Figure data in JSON
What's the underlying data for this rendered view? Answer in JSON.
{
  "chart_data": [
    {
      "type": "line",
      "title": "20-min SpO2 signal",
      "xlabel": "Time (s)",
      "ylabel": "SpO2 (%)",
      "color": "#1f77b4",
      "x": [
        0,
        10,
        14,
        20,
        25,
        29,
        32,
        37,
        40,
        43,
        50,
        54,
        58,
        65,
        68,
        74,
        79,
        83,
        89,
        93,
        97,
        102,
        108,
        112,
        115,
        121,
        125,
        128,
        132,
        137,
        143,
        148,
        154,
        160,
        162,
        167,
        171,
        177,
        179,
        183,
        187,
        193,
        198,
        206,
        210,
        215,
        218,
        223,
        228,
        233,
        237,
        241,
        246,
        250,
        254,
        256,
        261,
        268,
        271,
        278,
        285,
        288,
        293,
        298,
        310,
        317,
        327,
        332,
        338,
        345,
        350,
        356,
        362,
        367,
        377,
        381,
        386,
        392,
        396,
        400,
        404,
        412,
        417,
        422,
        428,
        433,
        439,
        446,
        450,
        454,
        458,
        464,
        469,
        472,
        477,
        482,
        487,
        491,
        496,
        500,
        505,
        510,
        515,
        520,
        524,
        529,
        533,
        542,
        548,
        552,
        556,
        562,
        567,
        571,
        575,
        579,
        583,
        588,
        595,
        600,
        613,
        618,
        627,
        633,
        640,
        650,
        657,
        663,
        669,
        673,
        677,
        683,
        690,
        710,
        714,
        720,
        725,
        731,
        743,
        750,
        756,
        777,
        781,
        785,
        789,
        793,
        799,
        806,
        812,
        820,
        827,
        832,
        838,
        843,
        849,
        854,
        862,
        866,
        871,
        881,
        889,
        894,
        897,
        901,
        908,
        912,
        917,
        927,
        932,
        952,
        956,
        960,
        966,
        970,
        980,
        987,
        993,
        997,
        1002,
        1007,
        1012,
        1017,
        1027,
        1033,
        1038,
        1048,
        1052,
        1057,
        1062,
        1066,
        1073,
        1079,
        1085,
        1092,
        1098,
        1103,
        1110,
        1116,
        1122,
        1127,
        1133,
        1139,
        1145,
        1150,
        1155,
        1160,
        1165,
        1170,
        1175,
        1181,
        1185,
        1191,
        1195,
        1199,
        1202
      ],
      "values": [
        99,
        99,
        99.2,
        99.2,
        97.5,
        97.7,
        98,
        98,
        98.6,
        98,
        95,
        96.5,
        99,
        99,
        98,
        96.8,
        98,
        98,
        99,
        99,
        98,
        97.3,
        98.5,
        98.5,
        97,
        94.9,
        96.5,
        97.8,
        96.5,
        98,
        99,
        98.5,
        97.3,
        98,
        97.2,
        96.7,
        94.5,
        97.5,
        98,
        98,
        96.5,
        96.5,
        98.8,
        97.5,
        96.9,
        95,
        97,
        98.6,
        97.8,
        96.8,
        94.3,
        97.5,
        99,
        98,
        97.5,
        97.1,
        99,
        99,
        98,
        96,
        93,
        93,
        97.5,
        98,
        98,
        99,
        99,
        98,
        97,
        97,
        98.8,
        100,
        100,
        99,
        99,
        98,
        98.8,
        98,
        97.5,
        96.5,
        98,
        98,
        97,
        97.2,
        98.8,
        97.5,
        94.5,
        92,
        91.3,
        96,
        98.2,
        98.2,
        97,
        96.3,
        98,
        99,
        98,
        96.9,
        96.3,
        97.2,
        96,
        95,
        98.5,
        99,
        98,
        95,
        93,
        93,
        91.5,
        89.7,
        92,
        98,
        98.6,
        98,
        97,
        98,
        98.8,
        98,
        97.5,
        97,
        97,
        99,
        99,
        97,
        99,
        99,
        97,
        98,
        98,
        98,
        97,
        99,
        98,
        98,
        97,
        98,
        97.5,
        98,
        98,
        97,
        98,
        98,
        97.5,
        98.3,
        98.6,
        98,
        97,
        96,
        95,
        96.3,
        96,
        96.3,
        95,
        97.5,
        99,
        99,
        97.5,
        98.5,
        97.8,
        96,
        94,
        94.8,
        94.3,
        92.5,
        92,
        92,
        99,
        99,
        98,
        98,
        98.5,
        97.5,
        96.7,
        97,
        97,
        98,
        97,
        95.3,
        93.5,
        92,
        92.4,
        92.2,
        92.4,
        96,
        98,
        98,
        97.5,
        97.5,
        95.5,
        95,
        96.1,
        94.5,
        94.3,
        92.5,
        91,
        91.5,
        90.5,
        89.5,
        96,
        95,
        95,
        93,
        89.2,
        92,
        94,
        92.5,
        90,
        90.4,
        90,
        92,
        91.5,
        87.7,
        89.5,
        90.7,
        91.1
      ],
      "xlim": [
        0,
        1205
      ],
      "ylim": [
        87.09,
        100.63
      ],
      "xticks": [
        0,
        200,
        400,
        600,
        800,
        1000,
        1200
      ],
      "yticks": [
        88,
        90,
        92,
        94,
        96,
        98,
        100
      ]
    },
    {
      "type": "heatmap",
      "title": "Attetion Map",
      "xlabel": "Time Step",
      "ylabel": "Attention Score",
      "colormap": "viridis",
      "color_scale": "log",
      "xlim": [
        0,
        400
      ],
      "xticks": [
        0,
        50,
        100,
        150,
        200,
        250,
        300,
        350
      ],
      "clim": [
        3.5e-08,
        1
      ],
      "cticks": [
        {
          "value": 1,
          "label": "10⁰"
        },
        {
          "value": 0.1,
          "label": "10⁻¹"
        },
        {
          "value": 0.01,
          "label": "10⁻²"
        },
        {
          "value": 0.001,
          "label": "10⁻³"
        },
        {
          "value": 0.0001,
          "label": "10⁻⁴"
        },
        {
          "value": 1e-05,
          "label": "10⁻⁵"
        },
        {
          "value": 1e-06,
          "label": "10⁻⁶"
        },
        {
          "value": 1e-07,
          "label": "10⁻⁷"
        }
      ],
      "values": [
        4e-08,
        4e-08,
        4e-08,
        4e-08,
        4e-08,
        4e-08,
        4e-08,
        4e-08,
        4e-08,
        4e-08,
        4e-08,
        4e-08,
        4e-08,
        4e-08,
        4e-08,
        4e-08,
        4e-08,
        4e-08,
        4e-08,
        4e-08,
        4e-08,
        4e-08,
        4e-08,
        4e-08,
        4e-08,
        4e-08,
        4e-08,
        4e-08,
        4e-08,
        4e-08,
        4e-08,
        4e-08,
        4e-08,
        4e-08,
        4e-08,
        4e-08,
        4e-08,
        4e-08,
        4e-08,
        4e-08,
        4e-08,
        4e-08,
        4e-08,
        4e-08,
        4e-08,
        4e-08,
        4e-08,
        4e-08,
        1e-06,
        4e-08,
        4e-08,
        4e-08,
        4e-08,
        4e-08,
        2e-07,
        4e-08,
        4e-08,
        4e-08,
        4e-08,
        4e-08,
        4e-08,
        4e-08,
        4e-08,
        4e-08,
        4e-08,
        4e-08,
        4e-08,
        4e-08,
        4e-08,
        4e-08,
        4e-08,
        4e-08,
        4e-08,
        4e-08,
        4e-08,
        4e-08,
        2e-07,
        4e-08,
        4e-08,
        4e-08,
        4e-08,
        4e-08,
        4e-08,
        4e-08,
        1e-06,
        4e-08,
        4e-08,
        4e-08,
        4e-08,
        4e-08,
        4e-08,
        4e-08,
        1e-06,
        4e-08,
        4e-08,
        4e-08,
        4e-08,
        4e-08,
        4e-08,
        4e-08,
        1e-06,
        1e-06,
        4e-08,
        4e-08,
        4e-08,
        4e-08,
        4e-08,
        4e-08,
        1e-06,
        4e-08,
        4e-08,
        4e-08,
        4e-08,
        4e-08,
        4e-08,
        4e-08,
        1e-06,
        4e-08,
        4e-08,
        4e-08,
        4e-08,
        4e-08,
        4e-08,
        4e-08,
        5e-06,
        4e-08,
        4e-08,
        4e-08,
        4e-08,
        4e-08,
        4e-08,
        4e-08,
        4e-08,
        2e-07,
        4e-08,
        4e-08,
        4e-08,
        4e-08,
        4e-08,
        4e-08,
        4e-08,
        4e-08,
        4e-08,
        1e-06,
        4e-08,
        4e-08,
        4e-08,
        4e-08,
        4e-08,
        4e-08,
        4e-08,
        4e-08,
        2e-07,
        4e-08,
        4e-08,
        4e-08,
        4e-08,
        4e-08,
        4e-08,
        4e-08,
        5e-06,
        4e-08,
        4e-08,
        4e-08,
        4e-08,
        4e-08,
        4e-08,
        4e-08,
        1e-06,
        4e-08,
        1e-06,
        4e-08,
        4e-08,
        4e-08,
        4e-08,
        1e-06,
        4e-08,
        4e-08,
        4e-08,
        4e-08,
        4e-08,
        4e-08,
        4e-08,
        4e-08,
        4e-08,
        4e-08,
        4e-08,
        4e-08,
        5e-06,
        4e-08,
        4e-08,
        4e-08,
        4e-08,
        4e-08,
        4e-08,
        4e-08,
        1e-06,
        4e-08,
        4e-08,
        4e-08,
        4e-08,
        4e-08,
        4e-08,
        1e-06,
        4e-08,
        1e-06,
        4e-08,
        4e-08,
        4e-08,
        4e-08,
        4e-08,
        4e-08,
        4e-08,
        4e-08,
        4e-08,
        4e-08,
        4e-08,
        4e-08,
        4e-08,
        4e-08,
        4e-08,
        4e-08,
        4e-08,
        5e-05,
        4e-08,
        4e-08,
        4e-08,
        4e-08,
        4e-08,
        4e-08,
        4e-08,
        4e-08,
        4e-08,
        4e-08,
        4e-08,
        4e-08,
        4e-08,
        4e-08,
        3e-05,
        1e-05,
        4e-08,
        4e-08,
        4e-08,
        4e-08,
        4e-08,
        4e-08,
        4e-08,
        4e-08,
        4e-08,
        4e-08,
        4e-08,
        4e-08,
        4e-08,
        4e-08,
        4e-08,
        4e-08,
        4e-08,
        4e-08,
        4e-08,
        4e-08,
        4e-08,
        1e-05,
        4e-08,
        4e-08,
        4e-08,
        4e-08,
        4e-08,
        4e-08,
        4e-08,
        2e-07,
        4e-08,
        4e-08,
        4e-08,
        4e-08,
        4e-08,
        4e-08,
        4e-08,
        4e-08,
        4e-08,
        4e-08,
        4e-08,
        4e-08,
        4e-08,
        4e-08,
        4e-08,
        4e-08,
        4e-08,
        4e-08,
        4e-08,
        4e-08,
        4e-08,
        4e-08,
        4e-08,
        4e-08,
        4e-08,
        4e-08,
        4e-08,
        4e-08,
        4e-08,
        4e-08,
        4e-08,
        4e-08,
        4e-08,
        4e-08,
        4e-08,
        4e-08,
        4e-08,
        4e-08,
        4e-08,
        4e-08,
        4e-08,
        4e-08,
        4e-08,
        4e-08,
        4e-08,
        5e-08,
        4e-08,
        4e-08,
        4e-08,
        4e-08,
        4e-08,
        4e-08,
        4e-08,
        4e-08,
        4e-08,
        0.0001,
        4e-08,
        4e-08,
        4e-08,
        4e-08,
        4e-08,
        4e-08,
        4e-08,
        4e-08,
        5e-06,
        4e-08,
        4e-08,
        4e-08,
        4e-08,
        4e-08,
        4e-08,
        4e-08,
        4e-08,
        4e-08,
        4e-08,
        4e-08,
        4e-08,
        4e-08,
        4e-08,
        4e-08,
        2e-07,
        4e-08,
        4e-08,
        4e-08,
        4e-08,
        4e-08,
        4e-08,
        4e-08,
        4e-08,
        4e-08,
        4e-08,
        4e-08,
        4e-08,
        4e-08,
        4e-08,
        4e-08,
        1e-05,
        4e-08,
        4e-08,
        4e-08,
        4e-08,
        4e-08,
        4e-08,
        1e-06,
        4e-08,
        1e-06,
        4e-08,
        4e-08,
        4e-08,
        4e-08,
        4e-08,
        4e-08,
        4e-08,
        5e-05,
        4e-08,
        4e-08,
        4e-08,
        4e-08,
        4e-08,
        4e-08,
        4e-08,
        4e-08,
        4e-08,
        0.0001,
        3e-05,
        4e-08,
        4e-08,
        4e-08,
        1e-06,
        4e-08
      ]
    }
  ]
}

**SHORT EXERCISE:**
Exactly how many lines of the material contain the word "ylabel"? Write the number alone.

**CORRECT ANSWER:**
2